Task to complete »
Filter out everything except lines holding "goals".

The data »
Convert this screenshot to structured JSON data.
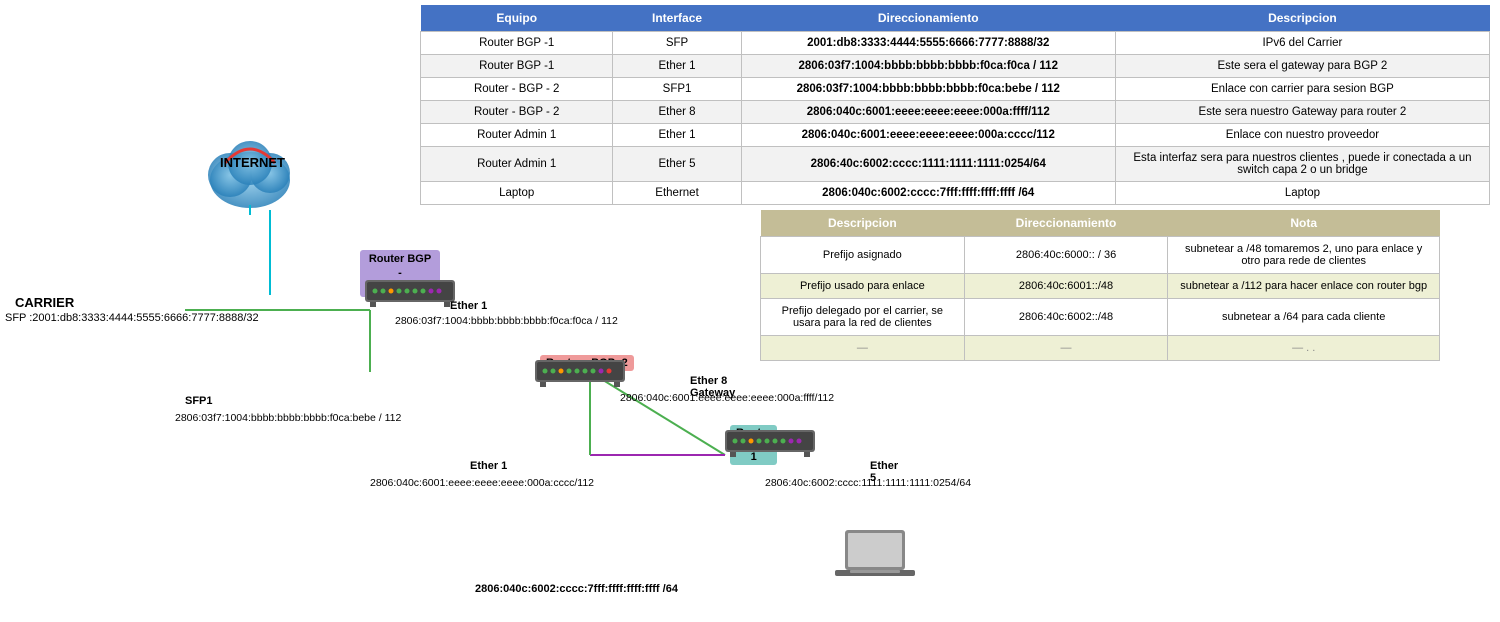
{
  "table": {
    "headers": [
      "Equipo",
      "Interface",
      "Direccionamiento",
      "Descripcion"
    ],
    "rows": [
      {
        "equipo": "Router BGP -1",
        "interface": "SFP",
        "direccionamiento": "2001:db8:3333:4444:5555:6666:7777:8888/32",
        "descripcion": "IPv6 del Carrier"
      },
      {
        "equipo": "Router BGP -1",
        "interface": "Ether 1",
        "direccionamiento": "2806:03f7:1004:bbbb:bbbb:bbbb:f0ca:f0ca / 112",
        "descripcion": "Este sera el gateway para BGP 2"
      },
      {
        "equipo": "Router - BGP - 2",
        "interface": "SFP1",
        "direccionamiento": "2806:03f7:1004:bbbb:bbbb:bbbb:f0ca:bebe / 112",
        "descripcion": "Enlace con carrier para sesion BGP"
      },
      {
        "equipo": "Router - BGP - 2",
        "interface": "Ether 8",
        "direccionamiento": "2806:040c:6001:eeee:eeee:eeee:000a:ffff/112",
        "descripcion": "Este sera nuestro Gateway para router 2"
      },
      {
        "equipo": "Router Admin 1",
        "interface": "Ether 1",
        "direccionamiento": "2806:040c:6001:eeee:eeee:eeee:000a:cccc/112",
        "descripcion": "Enlace con nuestro proveedor"
      },
      {
        "equipo": "Router Admin 1",
        "interface": "Ether 5",
        "direccionamiento": "2806:40c:6002:cccc:1111:1111:1111:0254/64",
        "descripcion": "Esta interfaz sera para nuestros clientes , puede ir conectada a un switch capa 2 o un bridge"
      },
      {
        "equipo": "Laptop",
        "interface": "Ethernet",
        "direccionamiento": "2806:040c:6002:cccc:7fff:ffff:ffff:ffff /64",
        "descripcion": "Laptop"
      }
    ]
  },
  "subtable": {
    "headers": [
      "Descripcion",
      "Direccionamiento",
      "Nota"
    ],
    "rows": [
      {
        "desc": "Prefijo asignado",
        "dir": "2806:40c:6000:: / 36",
        "nota": "subnetear a /48  tomaremos 2, uno para enlace y otro para rede de clientes"
      },
      {
        "desc": "Prefijo usado para enlace",
        "dir": "2806:40c:6001::/48",
        "nota": "subnetear a /112 para hacer enlace con router bgp"
      },
      {
        "desc": "Prefijo delegado por el carrier, se usara para la red de clientes",
        "dir": "2806:40c:6002::/48",
        "nota": "subnetear a /64 para cada cliente"
      },
      {
        "desc": "—",
        "dir": "—",
        "nota": "— . ."
      }
    ]
  },
  "diagram": {
    "internet_label": "INTERNET",
    "carrier_label": "CARRIER",
    "carrier_addr": "SFP :2001:db8:3333:4444:5555:6666:7777:8888/32",
    "router_bgp1_label": "Router BGP -\n1",
    "router_bgp2_label": "Router - BGP -2",
    "router_admin1_label": "Router Admin 1",
    "ether1_bgp1_label": "Ether 1",
    "ether1_bgp1_addr": "2806:03f7:1004:bbbb:bbbb:bbbb:f0ca:f0ca / 112",
    "sfp1_label": "SFP1",
    "sfp1_addr": "2806:03f7:1004:bbbb:bbbb:bbbb:f0ca:bebe / 112",
    "ether8_label": "Ether 8 Gateway",
    "ether8_addr": "2806:040c:6001:eeee:eeee:eeee:000a:ffff/112",
    "ether1_admin_label": "Ether 1",
    "ether1_admin_addr": "2806:040c:6001:eeee:eeee:eeee:000a:cccc/112",
    "ether5_label": "Ether 5",
    "ether5_addr": "2806:40c:6002:cccc:1111:1111:1111:0254/64",
    "laptop_addr": "2806:040c:6002:cccc:7fff:ffff:ffff:ffff /64"
  }
}
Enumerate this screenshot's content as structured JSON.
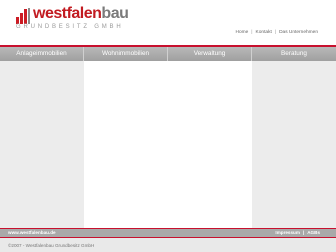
{
  "brand": {
    "name_main": "westfalen",
    "name_suffix": "bau",
    "subtitle": "GRUNDBESITZ GMBH"
  },
  "topnav": {
    "items": [
      "Home",
      "Kontakt",
      "Das Unternehmen"
    ]
  },
  "mainnav": {
    "items": [
      "Anlageimmobilien",
      "Wohnimmobilien",
      "Verwaltung",
      "Beratung"
    ]
  },
  "footer": {
    "url": "www.westfalenbau.de",
    "links": [
      "Impressum",
      "AGBs"
    ],
    "copyright": "©2007 - Westfalenbau Grundbesitz GmbH"
  },
  "colors": {
    "brand_red": "#c8102e",
    "nav_gray": "#a9a9a9"
  }
}
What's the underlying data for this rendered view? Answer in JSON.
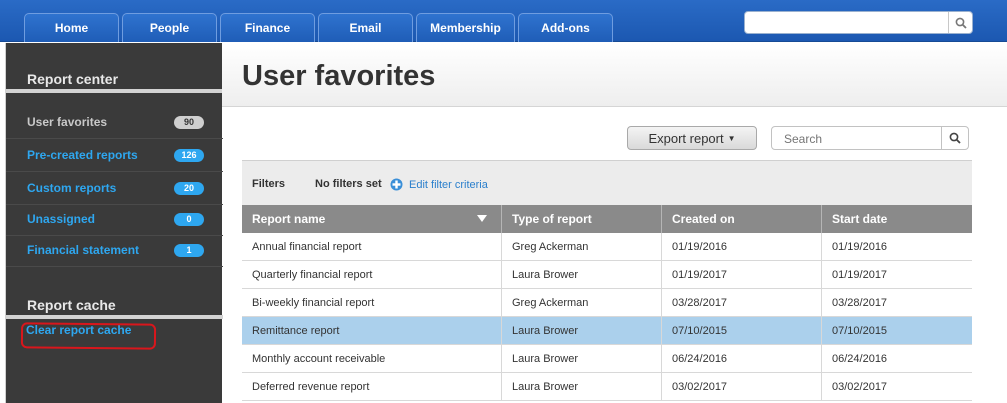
{
  "nav": {
    "tabs": [
      "Home",
      "People",
      "Finance",
      "Email",
      "Membership",
      "Add-ons"
    ]
  },
  "global_search": {
    "value": "",
    "placeholder": ""
  },
  "sidebar": {
    "report_center_heading": "Report center",
    "items": [
      {
        "label": "User favorites",
        "count": "90",
        "active": true
      },
      {
        "label": "Pre-created reports",
        "count": "126",
        "active": false
      },
      {
        "label": "Custom reports",
        "count": "20",
        "active": false
      },
      {
        "label": "Unassigned",
        "count": "0",
        "active": false
      },
      {
        "label": "Financial statement",
        "count": "1",
        "active": false
      }
    ],
    "report_cache_heading": "Report cache",
    "clear_cache_label": "Clear report cache"
  },
  "main": {
    "title": "User favorites",
    "export_label": "Export report",
    "search_placeholder": "Search",
    "filters_label": "Filters",
    "filters_value": "No filters set",
    "edit_filters_label": "Edit filter criteria"
  },
  "table": {
    "columns": [
      "Report name",
      "Type of report",
      "Created on",
      "Start date"
    ],
    "rows": [
      [
        "Annual financial report",
        "Greg Ackerman",
        "01/19/2016",
        "01/19/2016"
      ],
      [
        "Quarterly financial report",
        "Laura Brower",
        "01/19/2017",
        "01/19/2017"
      ],
      [
        "Bi-weekly financial report",
        "Greg Ackerman",
        "03/28/2017",
        "03/28/2017"
      ],
      [
        "Remittance report",
        "Laura Brower",
        "07/10/2015",
        "07/10/2015"
      ],
      [
        "Monthly account receivable",
        "Laura Brower",
        "06/24/2016",
        "06/24/2016"
      ],
      [
        "Deferred revenue report",
        "Laura Brower",
        "03/02/2017",
        "03/02/2017"
      ]
    ],
    "selected_row": 3
  },
  "colors": {
    "nav_blue": "#1c58b1",
    "link_blue": "#2ea7f0",
    "sidebar_bg": "#3a3a3a",
    "header_grey": "#8a8a8a",
    "selected_row": "#abd0ec",
    "annotation_red": "#d9161c"
  }
}
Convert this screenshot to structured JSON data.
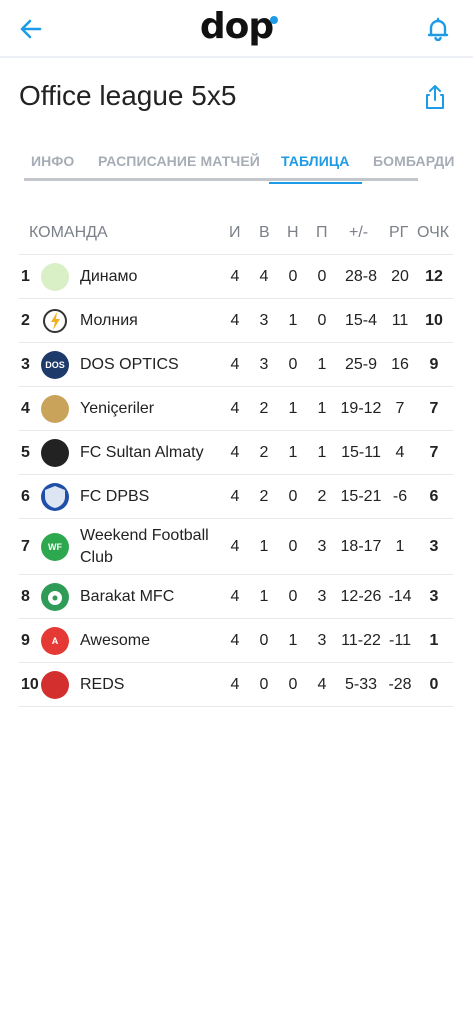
{
  "header": {
    "logo": "dop",
    "back_icon": "arrow-left-icon",
    "bell_icon": "bell-icon"
  },
  "page": {
    "title": "Office league 5x5",
    "share_icon": "share-icon"
  },
  "tabs": [
    {
      "label": "ИНФО",
      "active": false
    },
    {
      "label": "РАСПИСАНИЕ МАТЧЕЙ",
      "active": false
    },
    {
      "label": "ТАБЛИЦА",
      "active": true
    },
    {
      "label": "БОМБАРДИ",
      "active": false
    }
  ],
  "table": {
    "headers": {
      "team": "КОМАНДА",
      "played": "И",
      "won": "В",
      "drawn": "Н",
      "lost": "П",
      "goals": "+/-",
      "diff": "РГ",
      "points": "ОЧК"
    },
    "rows": [
      {
        "pos": "1",
        "name": "Динамо",
        "played": "4",
        "won": "4",
        "drawn": "0",
        "lost": "0",
        "goals": "28-8",
        "diff": "20",
        "points": "12",
        "logo_color": "#d9efc6",
        "logo_icon": "dinamo-logo-icon"
      },
      {
        "pos": "2",
        "name": "Молния",
        "played": "4",
        "won": "3",
        "drawn": "1",
        "lost": "0",
        "goals": "15-4",
        "diff": "11",
        "points": "10",
        "logo_color": "#ffffff",
        "logo_icon": "lightning-logo-icon"
      },
      {
        "pos": "3",
        "name": "DOS OPTICS",
        "played": "4",
        "won": "3",
        "drawn": "0",
        "lost": "1",
        "goals": "25-9",
        "diff": "16",
        "points": "9",
        "logo_color": "#1d3a6b",
        "logo_icon": "dos-logo-icon",
        "logo_text": "DOS"
      },
      {
        "pos": "4",
        "name": "Yeniçeriler",
        "played": "4",
        "won": "2",
        "drawn": "1",
        "lost": "1",
        "goals": "19-12",
        "diff": "7",
        "points": "7",
        "logo_color": "#c9a35a",
        "logo_icon": "yeniceriler-logo-icon"
      },
      {
        "pos": "5",
        "name": "FC Sultan Almaty",
        "played": "4",
        "won": "2",
        "drawn": "1",
        "lost": "1",
        "goals": "15-11",
        "diff": "4",
        "points": "7",
        "logo_color": "#222222",
        "logo_icon": "sultan-logo-icon"
      },
      {
        "pos": "6",
        "name": "FC DPBS",
        "played": "4",
        "won": "2",
        "drawn": "0",
        "lost": "2",
        "goals": "15-21",
        "diff": "-6",
        "points": "6",
        "logo_color": "#1f4fa8",
        "logo_icon": "dpbs-shield-logo-icon"
      },
      {
        "pos": "7",
        "name": "Weekend Football Club",
        "played": "4",
        "won": "1",
        "drawn": "0",
        "lost": "3",
        "goals": "18-17",
        "diff": "1",
        "points": "3",
        "logo_color": "#2ea84f",
        "logo_icon": "weekend-logo-icon",
        "logo_text": "WF"
      },
      {
        "pos": "8",
        "name": "Barakat MFC",
        "played": "4",
        "won": "1",
        "drawn": "0",
        "lost": "3",
        "goals": "12-26",
        "diff": "-14",
        "points": "3",
        "logo_color": "#2e9c57",
        "logo_icon": "barakat-logo-icon"
      },
      {
        "pos": "9",
        "name": "Awesome",
        "played": "4",
        "won": "0",
        "drawn": "1",
        "lost": "3",
        "goals": "11-22",
        "diff": "-11",
        "points": "1",
        "logo_color": "#e53935",
        "logo_icon": "awesome-logo-icon",
        "logo_text": "A"
      },
      {
        "pos": "10",
        "name": "REDS",
        "played": "4",
        "won": "0",
        "drawn": "0",
        "lost": "4",
        "goals": "5-33",
        "diff": "-28",
        "points": "0",
        "logo_color": "#d32f2f",
        "logo_icon": "reds-logo-icon"
      }
    ]
  },
  "colors": {
    "accent": "#1e9be6",
    "tab_inactive": "#a7adb6",
    "header_text": "#7b8089"
  }
}
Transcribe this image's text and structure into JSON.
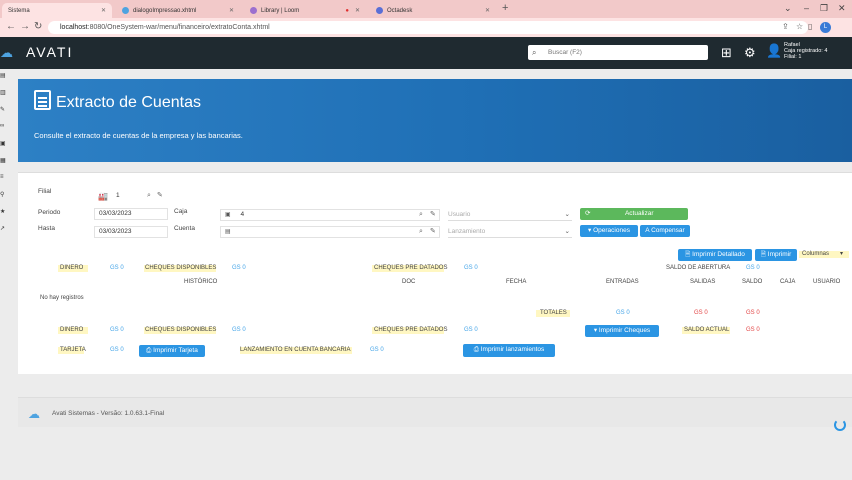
{
  "browser": {
    "tabs": [
      {
        "label": "Sistema"
      },
      {
        "label": "dialogoImpressao.xhtml"
      },
      {
        "label": "Library | Loom"
      },
      {
        "label": "Octadesk"
      }
    ],
    "url_host": "localhost",
    "url_rest": ":8080/OneSystem-war/menu/financeiro/extratoConta.xhtml",
    "profile_initial": "L"
  },
  "app": {
    "logo": "AVATI",
    "search_placeholder": "Buscar (F2)",
    "user_name": "Rafael",
    "user_caja": "Caja registrado: 4",
    "user_filial": "Filial: 1"
  },
  "banner": {
    "title": "Extracto de Cuentas",
    "subtitle": "Consulte el extracto de cuentas de la empresa y las bancarias."
  },
  "form": {
    "filial_label": "Filial",
    "filial_value": "1",
    "periodo_label": "Periodo",
    "periodo_value": "03/03/2023",
    "hasta_label": "Hasta",
    "hasta_value": "03/03/2023",
    "caja_label": "Caja",
    "caja_value": "4",
    "cuenta_label": "Cuenta",
    "usuario_placeholder": "Usuario",
    "lanzamiento_placeholder": "Lanzamiento",
    "actualizar": "Actualizar",
    "operaciones": "Operaciones",
    "a_compensar": "A Compensar",
    "imprimir_detallado": "Imprimir Detallado",
    "imprimir": "Imprimir",
    "columnas": "Columnas"
  },
  "summary_top": {
    "dinero": "DINERO",
    "dinero_val": "GS 0",
    "cheques_disp": "CHEQUES DISPONIBLES",
    "cheques_disp_val": "GS 0",
    "cheques_pre": "CHEQUES PRE DATADOS",
    "cheques_pre_val": "GS 0",
    "saldo_apertura": "SALDO DE ABERTURA",
    "saldo_apertura_val": "GS 0"
  },
  "table": {
    "headers": [
      "HISTÓRICO",
      "DOC",
      "FECHA",
      "ENTRADAS",
      "SALIDAS",
      "SALDO",
      "CAJA",
      "USUARIO"
    ],
    "empty": "No hay registros",
    "totales": "TOTALES",
    "tot_entradas": "GS 0",
    "tot_salidas": "GS 0",
    "tot_saldo": "GS 0"
  },
  "summary_bottom": {
    "dinero": "DINERO",
    "dinero_val": "GS 0",
    "cheques_disp": "CHEQUES DISPONIBLES",
    "cheques_disp_val": "GS 0",
    "cheques_pre": "CHEQUES PRE DATADOS",
    "cheques_pre_val": "GS 0",
    "imprimir_cheques": "Imprimir Cheques",
    "saldo_actual": "SALDO ACTUAL",
    "saldo_actual_val": "GS 0",
    "tarjeta": "TARJETA",
    "tarjeta_val": "GS 0",
    "imprimir_tarjeta": "Imprimir Tarjeta",
    "lanz_cuenta": "LANZAMIENTO EN CUENTA BANCARIA",
    "lanz_cuenta_val": "GS 0",
    "imprimir_lanz": "Imprimir lanzamientos"
  },
  "footer": {
    "version": "Avati Sistemas - Versão: 1.0.63.1-Final"
  },
  "colors": {
    "brand_blue": "#2b95e3",
    "header_dark": "#1f2a30",
    "value_blue": "#45a5e8",
    "value_red": "#e24545",
    "action_green": "#5cb85c"
  }
}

Exercise response »
      "goals": "+/-",
        "goals": "28-8",
        "goals": "15-4",
        "goals": "25-9",
        "goals": "19-12",
        "goals": "15-11",
        "goals": "15-21",
        "goals": "18-17",
        "goals": "12-26",
        "goals": "11-22",
        "goals": "5-33",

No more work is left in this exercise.